Written problem
Read through the entries below and return each line with the word "während".

Provided material
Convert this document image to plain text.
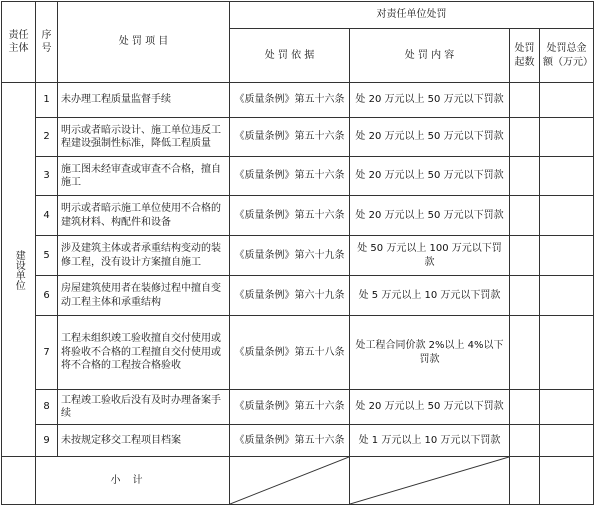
责任主体	序号	处 罚 项 目	对责任单位处罚			
			处 罚 依 据	处 罚 内 容	处罚起数	处罚总金额（万元）
建设单位	1	未办理工程质量监督手续	《质量条例》第五十六条	处 20 万元以上 50 万元以下罚款		
	2	明示或者暗示设计、施工单位违反工程建设强制性标准，降低工程质量	《质量条例》第五十六条	处 20 万元以上 50 万元以下罚款		
	3	施工图未经审查或审查不合格，擅自施工	《质量条例》第五十六条	处 20 万元以上 50 万元以下罚款		
	4	明示或者暗示施工单位使用不合格的建筑材料、构配件和设备	《质量条例》第五十六条	处 20 万元以上 50 万元以下罚款		
	5	涉及建筑主体或者承重结构变动的装修工程，没有设计方案擅自施工	《质量条例》第六十九条	处 50 万元以上 100 万元以下罚款		
	6	房屋建筑使用者在装修过程中擅自变动工程主体和承重结构	《质量条例》第六十九条	处 5 万元以上 10 万元以下罚款		
	7	工程未组织竣工验收擅自交付使用或将验收不合格的工程擅自交付使用或将不合格的工程按合格验收	《质量条例》第五十八条	处工程合同价款 2%以上 4%以下罚款		
	8	工程竣工验收后没有及时办理备案手续	《质量条例》第五十六条	处 20 万元以上 50 万元以下罚款		
	9	未按规定移交工程项目档案	《质量条例》第五十六条	处 1 万元以上 10 万元以下罚款		
	小计	
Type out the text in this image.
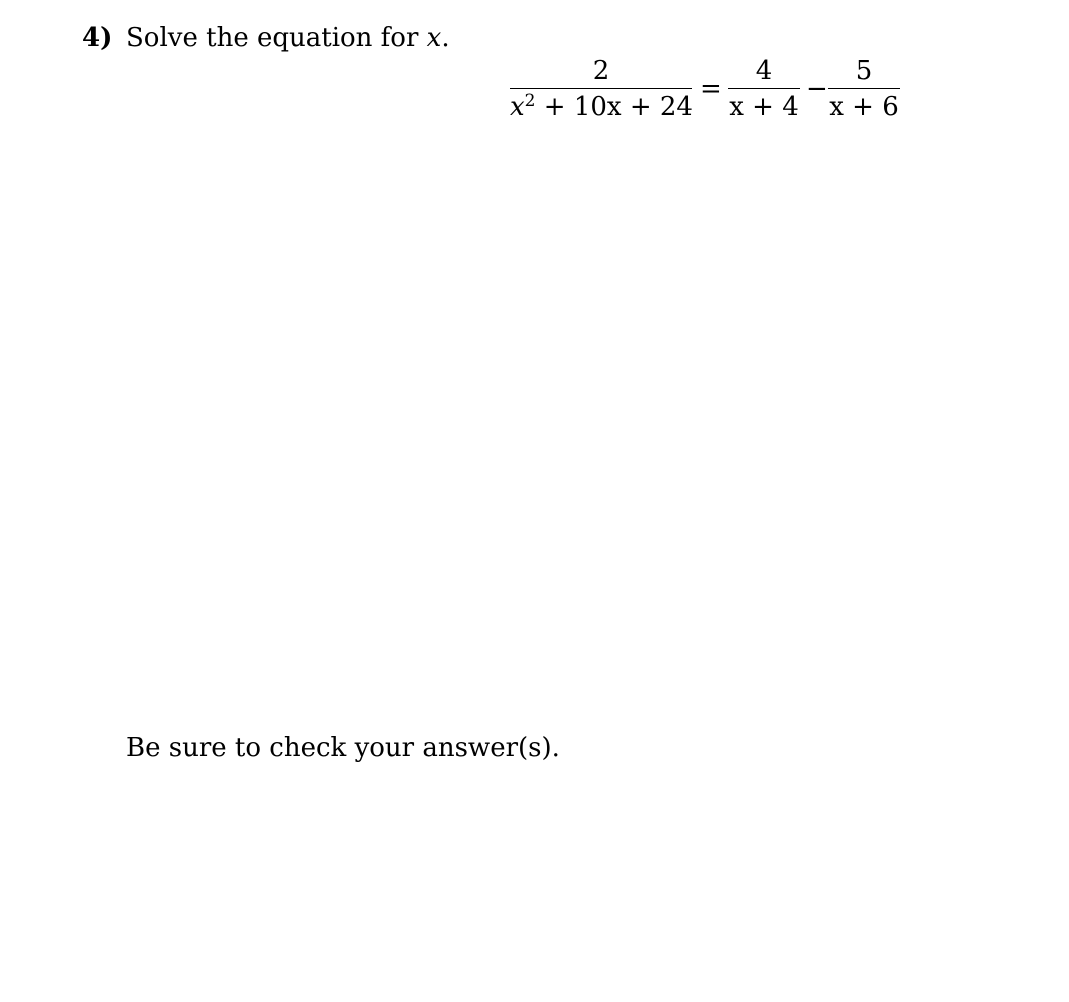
4) Solve the equation for x.
2
$x^2 + 10x + 24$
=
4
x + 4
−
5
x + 6
Be sure to check your answer(s).
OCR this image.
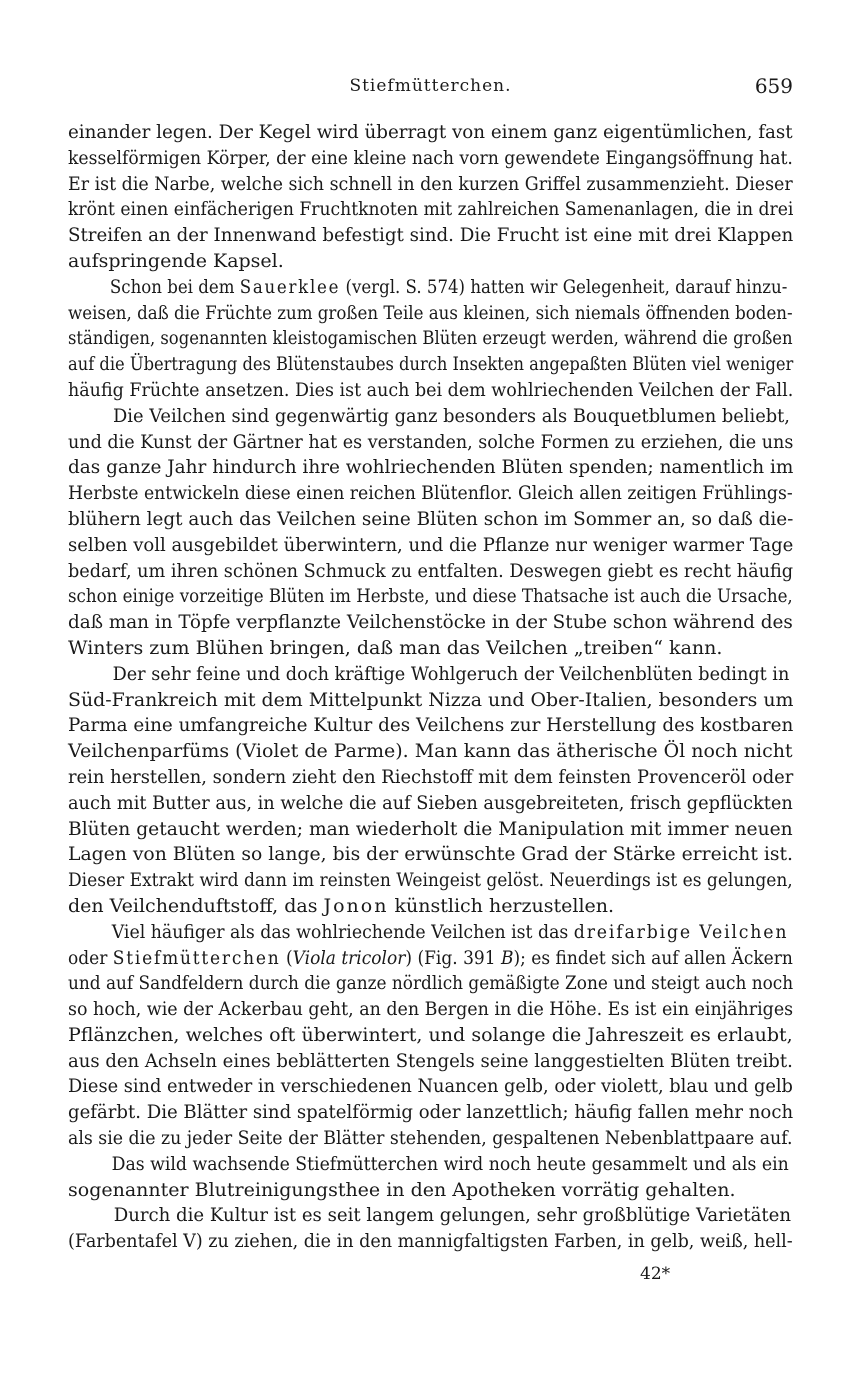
Stiefmütterchen.	659

einander legen. Der Kegel wird überragt von einem ganz eigentümlichen, fast
kesselförmigen Körper, der eine kleine nach vorn gewendete Eingangsöffnung hat.
Er ist die Narbe, welche sich schnell in den kurzen Griffel zusammenzieht. Dieser
krönt einen einfächerigen Fruchtknoten mit zahlreichen Samenanlagen, die in drei
Streifen an der Innenwand befestigt sind. Die Frucht ist eine mit drei Klappen
aufspringende Kapsel.

Schon bei dem Sauerklee (vergl. S. 574) hatten wir Gelegenheit, darauf hinzu-
weisen, daß die Früchte zum großen Teile aus kleinen, sich niemals öffnenden boden-
ständigen, sogenannten kleistogamischen Blüten erzeugt werden, während die großen
auf die Übertragung des Blütenstaubes durch Insekten angepaßten Blüten viel weniger
häufig Früchte ansetzen. Dies ist auch bei dem wohlriechenden Veilchen der Fall.

Die Veilchen sind gegenwärtig ganz besonders als Bouquetblumen beliebt,
und die Kunst der Gärtner hat es verstanden, solche Formen zu erziehen, die uns
das ganze Jahr hindurch ihre wohlriechenden Blüten spenden; namentlich im
Herbste entwickeln diese einen reichen Blütenflor. Gleich allen zeitigen Frühlings-
blühern legt auch das Veilchen seine Blüten schon im Sommer an, so daß die-
selben voll ausgebildet überwintern, und die Pflanze nur weniger warmer Tage
bedarf, um ihren schönen Schmuck zu entfalten. Deswegen giebt es recht häufig
schon einige vorzeitige Blüten im Herbste, und diese Thatsache ist auch die Ursache,
daß man in Töpfe verpflanzte Veilchenstöcke in der Stube schon während des
Winters zum Blühen bringen, daß man das Veilchen „treiben“ kann.

Der sehr feine und doch kräftige Wohlgeruch der Veilchenblüten bedingt in
Süd-Frankreich mit dem Mittelpunkt Nizza und Ober-Italien, besonders um
Parma eine umfangreiche Kultur des Veilchens zur Herstellung des kostbaren
Veilchenparfüms (Violet de Parme). Man kann das ätherische Öl noch nicht
rein herstellen, sondern zieht den Riechstoff mit dem feinsten Provenceröl oder
auch mit Butter aus, in welche die auf Sieben ausgebreiteten, frisch gepflückten
Blüten getaucht werden; man wiederholt die Manipulation mit immer neuen
Lagen von Blüten so lange, bis der erwünschte Grad der Stärke erreicht ist.
Dieser Extrakt wird dann im reinsten Weingeist gelöst. Neuerdings ist es gelungen,
den Veilchenduftstoff, das Jonon künstlich herzustellen.

Viel häufiger als das wohlriechende Veilchen ist das dreifarbige Veilchen
oder Stiefmütterchen (Viola tricolor) (Fig. 391 B); es findet sich auf allen Äckern
und auf Sandfeldern durch die ganze nördlich gemäßigte Zone und steigt auch noch
so hoch, wie der Ackerbau geht, an den Bergen in die Höhe. Es ist ein einjähriges
Pflänzchen, welches oft überwintert, und solange die Jahreszeit es erlaubt,
aus den Achseln eines beblätterten Stengels seine langgestielten Blüten treibt.
Diese sind entweder in verschiedenen Nuancen gelb, oder violett, blau und gelb
gefärbt. Die Blätter sind spatelförmig oder lanzettlich; häufig fallen mehr noch
als sie die zu jeder Seite der Blätter stehenden, gespaltenen Nebenblattpaare auf.

Das wild wachsende Stiefmütterchen wird noch heute gesammelt und als ein
sogenannter Blutreinigungsthee in den Apotheken vorrätig gehalten.

Durch die Kultur ist es seit langem gelungen, sehr großblütige Varietäten
(Farbentafel V) zu ziehen, die in den mannigfaltigsten Farben, in gelb, weiß, hell-

42*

Right answer
ständigen, sogenannten kleistogamischen Blüten erzeugt werden, während die großen
daß man in Töpfe verpflanzte Veilchenstöcke in der Stube schon während des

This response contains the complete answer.